• [What you need to do] Repeat the full listing below verbatim and keep the images out.
--- Begin Available data ---
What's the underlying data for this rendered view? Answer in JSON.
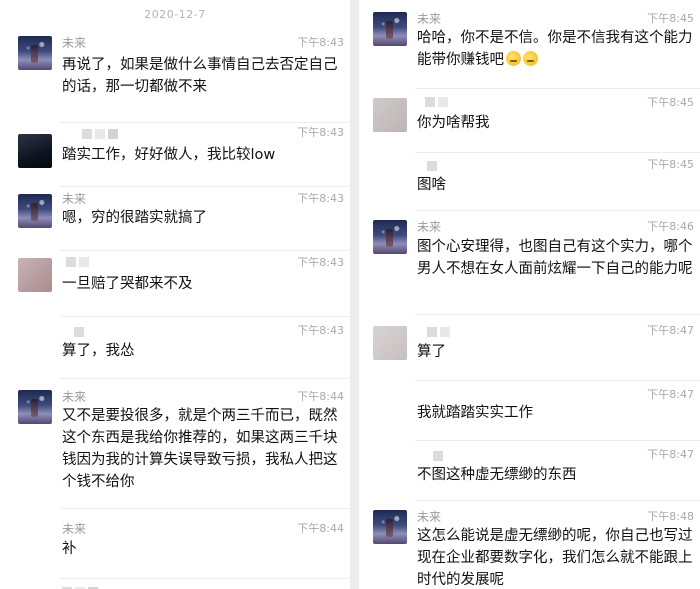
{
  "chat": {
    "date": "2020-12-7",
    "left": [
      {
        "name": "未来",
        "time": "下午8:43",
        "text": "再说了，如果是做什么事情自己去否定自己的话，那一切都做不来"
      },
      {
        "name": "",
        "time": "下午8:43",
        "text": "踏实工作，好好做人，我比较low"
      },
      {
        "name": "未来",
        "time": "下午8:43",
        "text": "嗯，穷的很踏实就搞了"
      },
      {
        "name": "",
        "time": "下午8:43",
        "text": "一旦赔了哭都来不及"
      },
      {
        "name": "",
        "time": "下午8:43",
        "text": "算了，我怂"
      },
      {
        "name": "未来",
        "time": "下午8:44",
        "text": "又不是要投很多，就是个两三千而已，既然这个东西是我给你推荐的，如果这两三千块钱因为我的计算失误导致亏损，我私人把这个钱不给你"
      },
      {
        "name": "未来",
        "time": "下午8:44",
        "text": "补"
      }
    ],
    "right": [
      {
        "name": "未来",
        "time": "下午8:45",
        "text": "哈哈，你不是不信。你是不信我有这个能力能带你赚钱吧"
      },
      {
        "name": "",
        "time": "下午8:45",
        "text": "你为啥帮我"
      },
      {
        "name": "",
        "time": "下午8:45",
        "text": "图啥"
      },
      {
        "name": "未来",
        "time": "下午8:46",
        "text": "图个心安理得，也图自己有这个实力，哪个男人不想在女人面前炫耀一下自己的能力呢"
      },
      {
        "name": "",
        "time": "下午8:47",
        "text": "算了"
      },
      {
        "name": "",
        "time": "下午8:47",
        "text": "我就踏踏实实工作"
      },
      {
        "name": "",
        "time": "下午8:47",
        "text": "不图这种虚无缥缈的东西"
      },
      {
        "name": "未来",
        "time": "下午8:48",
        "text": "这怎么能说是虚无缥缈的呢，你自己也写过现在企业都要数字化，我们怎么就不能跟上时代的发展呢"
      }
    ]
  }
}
--- End Available data ---
• [Result]
What's the underlying data for this rendered view? Answer in JSON.
{
  "chat": {
    "date": "2020-12-7",
    "left": [
      {
        "name": "未来",
        "time": "下午8:43",
        "text": "再说了，如果是做什么事情自己去否定自己的话，那一切都做不来"
      },
      {
        "name": "",
        "time": "下午8:43",
        "text": "踏实工作，好好做人，我比较low"
      },
      {
        "name": "未来",
        "time": "下午8:43",
        "text": "嗯，穷的很踏实就搞了"
      },
      {
        "name": "",
        "time": "下午8:43",
        "text": "一旦赔了哭都来不及"
      },
      {
        "name": "",
        "time": "下午8:43",
        "text": "算了，我怂"
      },
      {
        "name": "未来",
        "time": "下午8:44",
        "text": "又不是要投很多，就是个两三千而已，既然这个东西是我给你推荐的，如果这两三千块钱因为我的计算失误导致亏损，我私人把这个钱不给你"
      },
      {
        "name": "未来",
        "time": "下午8:44",
        "text": "补"
      }
    ],
    "right": [
      {
        "name": "未来",
        "time": "下午8:45",
        "text": "哈哈，你不是不信。你是不信我有这个能力能带你赚钱吧"
      },
      {
        "name": "",
        "time": "下午8:45",
        "text": "你为啥帮我"
      },
      {
        "name": "",
        "time": "下午8:45",
        "text": "图啥"
      },
      {
        "name": "未来",
        "time": "下午8:46",
        "text": "图个心安理得，也图自己有这个实力，哪个男人不想在女人面前炫耀一下自己的能力呢"
      },
      {
        "name": "",
        "time": "下午8:47",
        "text": "算了"
      },
      {
        "name": "",
        "time": "下午8:47",
        "text": "我就踏踏实实工作"
      },
      {
        "name": "",
        "time": "下午8:47",
        "text": "不图这种虚无缥缈的东西"
      },
      {
        "name": "未来",
        "time": "下午8:48",
        "text": "这怎么能说是虚无缥缈的呢，你自己也写过现在企业都要数字化，我们怎么就不能跟上时代的发展呢"
      }
    ]
  }
}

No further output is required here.